→ **OBJECTIVE**:
Copy out every line in the entries below that includes "help".

Extracted data entries
+---+
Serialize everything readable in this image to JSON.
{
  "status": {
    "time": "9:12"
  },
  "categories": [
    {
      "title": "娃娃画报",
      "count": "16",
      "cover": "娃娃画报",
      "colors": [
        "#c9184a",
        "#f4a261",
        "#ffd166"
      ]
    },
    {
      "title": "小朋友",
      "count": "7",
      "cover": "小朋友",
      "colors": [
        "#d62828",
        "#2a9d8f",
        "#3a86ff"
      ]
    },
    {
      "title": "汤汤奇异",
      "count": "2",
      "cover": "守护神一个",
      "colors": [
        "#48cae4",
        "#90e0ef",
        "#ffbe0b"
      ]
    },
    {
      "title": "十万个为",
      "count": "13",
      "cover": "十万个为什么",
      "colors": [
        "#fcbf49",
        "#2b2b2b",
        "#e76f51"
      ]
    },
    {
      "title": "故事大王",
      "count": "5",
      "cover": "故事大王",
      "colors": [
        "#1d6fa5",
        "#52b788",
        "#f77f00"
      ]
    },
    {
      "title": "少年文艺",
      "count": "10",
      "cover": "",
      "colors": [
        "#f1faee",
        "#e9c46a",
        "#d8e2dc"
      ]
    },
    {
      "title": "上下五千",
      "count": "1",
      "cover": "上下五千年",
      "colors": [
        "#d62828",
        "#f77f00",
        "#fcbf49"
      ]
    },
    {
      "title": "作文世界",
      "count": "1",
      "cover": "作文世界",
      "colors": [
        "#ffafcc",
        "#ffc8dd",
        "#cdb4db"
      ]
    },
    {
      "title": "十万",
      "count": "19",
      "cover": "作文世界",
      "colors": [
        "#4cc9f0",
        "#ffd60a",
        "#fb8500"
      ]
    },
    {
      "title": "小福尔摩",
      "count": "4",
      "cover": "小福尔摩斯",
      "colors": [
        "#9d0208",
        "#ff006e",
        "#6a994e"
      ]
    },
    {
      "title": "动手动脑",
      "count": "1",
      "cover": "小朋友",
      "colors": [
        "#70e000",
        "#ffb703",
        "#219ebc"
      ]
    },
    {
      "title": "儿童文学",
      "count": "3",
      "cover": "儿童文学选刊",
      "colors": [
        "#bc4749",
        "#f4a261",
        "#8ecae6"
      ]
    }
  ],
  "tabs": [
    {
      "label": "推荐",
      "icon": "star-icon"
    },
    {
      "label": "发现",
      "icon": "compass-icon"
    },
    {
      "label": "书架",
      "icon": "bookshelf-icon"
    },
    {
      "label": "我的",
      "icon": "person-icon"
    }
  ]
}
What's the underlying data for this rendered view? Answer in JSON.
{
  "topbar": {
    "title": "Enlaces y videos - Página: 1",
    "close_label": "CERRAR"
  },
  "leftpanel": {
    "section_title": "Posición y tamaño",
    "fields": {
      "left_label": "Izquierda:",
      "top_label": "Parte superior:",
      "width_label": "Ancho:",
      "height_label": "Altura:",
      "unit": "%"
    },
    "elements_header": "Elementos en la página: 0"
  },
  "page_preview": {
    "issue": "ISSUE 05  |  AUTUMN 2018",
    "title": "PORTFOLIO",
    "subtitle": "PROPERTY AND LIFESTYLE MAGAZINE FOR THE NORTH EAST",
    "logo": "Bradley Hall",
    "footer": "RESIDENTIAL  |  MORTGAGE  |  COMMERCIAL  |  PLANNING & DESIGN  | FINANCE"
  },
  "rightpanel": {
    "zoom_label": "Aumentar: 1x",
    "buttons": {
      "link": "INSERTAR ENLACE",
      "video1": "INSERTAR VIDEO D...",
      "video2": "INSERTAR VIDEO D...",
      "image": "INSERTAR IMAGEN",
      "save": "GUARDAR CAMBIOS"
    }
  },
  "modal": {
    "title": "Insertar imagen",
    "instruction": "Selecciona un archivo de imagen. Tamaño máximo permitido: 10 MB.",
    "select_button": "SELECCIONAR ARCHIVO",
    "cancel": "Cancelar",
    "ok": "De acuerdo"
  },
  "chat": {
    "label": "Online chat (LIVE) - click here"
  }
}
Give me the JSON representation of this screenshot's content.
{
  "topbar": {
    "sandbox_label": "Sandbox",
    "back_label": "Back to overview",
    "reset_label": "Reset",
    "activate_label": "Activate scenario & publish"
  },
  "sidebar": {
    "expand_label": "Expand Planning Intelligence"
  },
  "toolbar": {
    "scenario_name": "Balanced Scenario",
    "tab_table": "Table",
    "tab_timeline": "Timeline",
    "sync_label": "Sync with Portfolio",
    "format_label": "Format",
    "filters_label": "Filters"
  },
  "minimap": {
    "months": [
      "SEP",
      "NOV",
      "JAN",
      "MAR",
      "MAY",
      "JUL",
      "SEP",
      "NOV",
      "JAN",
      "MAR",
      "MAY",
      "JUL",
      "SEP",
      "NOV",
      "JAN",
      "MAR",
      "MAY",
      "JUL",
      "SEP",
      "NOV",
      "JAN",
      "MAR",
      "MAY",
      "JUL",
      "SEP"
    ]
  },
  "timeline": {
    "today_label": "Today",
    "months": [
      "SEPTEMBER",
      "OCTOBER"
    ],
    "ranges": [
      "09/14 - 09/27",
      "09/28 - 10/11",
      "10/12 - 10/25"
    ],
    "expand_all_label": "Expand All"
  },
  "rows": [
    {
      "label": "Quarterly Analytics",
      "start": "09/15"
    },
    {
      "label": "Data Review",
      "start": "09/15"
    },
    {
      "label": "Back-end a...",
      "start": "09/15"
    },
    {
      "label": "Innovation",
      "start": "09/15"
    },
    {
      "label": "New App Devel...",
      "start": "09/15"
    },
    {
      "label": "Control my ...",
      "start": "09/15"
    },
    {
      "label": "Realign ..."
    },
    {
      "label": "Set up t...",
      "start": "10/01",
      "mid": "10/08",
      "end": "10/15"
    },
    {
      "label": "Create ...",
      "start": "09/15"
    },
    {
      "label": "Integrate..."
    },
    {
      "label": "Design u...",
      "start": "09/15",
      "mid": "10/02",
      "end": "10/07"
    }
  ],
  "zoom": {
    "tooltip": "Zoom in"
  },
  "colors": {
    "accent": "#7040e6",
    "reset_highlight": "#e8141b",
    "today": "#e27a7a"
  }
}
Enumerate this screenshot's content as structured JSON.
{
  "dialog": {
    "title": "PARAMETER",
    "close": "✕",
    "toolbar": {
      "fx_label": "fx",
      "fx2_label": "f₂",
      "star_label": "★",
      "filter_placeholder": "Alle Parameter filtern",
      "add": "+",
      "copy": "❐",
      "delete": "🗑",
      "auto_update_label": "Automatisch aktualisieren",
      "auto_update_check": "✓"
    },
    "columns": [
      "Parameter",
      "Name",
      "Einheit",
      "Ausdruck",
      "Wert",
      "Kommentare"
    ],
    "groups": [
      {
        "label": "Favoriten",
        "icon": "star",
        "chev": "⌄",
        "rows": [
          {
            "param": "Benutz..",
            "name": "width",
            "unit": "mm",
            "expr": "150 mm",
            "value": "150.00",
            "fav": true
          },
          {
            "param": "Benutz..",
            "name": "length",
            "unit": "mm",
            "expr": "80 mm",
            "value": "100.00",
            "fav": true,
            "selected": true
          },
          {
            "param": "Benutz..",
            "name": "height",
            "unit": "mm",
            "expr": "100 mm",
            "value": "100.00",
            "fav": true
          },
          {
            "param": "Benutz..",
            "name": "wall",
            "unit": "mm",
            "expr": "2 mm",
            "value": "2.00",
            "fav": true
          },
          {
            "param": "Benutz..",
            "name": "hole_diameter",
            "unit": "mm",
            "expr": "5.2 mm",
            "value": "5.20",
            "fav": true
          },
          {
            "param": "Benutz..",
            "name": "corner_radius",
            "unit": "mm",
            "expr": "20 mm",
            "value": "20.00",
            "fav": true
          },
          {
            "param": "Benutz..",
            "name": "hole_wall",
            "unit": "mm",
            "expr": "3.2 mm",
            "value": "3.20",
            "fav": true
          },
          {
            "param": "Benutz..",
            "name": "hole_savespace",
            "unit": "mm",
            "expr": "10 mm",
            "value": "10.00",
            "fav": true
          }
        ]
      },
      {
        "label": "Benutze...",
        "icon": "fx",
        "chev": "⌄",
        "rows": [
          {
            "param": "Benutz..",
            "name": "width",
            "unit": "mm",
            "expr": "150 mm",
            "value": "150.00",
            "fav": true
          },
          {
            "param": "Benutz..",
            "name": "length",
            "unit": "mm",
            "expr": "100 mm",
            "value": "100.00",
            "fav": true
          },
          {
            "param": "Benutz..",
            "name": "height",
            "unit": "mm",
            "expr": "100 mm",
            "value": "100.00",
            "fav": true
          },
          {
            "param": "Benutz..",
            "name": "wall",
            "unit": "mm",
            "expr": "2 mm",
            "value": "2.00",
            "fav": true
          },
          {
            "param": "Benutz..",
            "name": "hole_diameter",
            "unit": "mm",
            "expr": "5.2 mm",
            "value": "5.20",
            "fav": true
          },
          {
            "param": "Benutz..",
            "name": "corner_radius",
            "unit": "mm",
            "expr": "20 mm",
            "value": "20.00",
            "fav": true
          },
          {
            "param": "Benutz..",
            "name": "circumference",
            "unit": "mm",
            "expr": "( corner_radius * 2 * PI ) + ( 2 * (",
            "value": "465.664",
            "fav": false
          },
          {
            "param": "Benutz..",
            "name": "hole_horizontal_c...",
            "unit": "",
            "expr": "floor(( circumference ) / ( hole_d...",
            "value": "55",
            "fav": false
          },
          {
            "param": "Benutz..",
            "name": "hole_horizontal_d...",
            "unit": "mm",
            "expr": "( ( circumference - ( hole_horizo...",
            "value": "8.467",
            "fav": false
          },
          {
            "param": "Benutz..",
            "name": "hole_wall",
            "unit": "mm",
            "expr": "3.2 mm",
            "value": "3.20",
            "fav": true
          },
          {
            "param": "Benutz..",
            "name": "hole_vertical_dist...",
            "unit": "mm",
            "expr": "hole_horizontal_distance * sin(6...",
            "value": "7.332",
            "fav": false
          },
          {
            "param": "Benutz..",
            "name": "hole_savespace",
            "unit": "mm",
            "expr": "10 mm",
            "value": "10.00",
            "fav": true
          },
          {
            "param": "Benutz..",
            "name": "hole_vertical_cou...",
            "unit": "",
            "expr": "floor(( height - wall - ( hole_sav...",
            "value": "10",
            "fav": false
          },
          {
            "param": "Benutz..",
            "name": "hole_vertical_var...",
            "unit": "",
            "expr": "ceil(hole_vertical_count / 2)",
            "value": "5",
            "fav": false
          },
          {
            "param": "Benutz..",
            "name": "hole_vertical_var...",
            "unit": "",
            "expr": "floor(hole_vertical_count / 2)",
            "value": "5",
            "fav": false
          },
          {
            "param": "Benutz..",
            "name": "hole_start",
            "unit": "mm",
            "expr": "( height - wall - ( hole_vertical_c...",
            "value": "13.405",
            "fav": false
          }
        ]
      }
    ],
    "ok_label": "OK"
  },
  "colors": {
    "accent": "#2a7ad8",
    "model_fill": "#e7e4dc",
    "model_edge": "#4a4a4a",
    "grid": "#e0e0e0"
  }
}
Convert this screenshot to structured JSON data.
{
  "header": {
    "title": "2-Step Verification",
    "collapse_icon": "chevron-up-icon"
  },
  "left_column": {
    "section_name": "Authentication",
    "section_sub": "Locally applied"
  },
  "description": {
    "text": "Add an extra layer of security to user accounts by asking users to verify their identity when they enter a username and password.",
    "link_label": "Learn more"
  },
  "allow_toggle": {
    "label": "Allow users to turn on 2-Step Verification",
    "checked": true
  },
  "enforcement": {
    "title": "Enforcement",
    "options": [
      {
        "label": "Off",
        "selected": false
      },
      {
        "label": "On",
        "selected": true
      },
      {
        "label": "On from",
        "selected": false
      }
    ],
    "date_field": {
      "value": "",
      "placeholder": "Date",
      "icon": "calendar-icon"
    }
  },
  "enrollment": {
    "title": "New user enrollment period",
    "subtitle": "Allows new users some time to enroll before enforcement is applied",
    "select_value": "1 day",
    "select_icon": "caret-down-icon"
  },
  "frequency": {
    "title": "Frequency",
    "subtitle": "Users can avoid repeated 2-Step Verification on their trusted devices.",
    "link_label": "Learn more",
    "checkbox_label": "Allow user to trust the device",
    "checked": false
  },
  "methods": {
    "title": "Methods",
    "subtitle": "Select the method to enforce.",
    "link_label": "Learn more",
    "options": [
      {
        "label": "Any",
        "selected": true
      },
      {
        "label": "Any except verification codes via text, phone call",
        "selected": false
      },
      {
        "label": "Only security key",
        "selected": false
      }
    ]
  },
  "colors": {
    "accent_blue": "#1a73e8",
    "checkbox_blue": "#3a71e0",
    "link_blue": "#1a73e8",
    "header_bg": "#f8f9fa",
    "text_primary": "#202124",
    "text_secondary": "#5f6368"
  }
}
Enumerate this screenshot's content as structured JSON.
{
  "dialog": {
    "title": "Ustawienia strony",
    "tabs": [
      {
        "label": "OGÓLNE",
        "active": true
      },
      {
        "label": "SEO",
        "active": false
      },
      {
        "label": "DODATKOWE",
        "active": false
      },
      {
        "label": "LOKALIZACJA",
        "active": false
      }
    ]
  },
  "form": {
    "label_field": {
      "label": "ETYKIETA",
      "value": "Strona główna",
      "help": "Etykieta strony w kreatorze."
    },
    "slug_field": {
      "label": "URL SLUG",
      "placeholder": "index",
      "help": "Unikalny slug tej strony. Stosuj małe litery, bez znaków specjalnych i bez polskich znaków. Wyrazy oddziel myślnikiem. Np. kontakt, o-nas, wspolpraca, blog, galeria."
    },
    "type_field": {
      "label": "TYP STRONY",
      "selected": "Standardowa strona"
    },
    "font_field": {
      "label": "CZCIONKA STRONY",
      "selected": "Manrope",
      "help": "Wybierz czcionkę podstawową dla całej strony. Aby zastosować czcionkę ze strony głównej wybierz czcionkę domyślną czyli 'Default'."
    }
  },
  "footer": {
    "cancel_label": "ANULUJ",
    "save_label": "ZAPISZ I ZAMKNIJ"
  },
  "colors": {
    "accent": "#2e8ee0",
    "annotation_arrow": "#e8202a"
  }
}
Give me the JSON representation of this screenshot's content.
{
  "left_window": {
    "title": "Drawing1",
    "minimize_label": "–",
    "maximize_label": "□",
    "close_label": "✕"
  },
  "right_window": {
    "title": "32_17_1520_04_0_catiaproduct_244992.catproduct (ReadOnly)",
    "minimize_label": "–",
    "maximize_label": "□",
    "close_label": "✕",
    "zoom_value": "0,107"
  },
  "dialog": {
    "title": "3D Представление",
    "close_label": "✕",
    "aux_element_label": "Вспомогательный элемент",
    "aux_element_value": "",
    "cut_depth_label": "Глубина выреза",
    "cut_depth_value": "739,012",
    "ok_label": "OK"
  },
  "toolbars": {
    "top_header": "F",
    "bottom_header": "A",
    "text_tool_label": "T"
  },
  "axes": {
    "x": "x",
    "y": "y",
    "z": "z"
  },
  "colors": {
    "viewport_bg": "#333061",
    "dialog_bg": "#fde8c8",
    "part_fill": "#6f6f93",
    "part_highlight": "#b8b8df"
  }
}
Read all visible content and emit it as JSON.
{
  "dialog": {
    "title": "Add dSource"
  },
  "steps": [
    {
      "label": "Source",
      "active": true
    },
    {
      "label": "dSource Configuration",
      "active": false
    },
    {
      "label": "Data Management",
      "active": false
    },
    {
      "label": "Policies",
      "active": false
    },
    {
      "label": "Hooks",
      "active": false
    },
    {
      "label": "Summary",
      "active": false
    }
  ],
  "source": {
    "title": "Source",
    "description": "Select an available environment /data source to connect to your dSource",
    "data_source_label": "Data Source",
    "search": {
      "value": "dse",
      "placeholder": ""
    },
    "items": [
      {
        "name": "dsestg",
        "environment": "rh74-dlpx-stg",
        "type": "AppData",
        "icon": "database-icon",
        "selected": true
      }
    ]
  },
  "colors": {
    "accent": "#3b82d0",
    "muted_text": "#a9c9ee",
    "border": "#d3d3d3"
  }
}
+---+
→ **FULL RESPONSE**:
      "help": "Etykieta strony w kreatorze."
      "help": "Unikalny slug tej strony. Stosuj małe litery, bez znaków specjalnych i bez polskich znaków. Wyrazy oddziel myślnikiem. Np. kontakt, o-nas, wspolpraca, blog, galeria."
      "help": "Wybierz czcionkę podstawową dla całej strony. Aby zastosować czcionkę ze strony głównej wybierz czcionkę domyślną czyli 'Default'."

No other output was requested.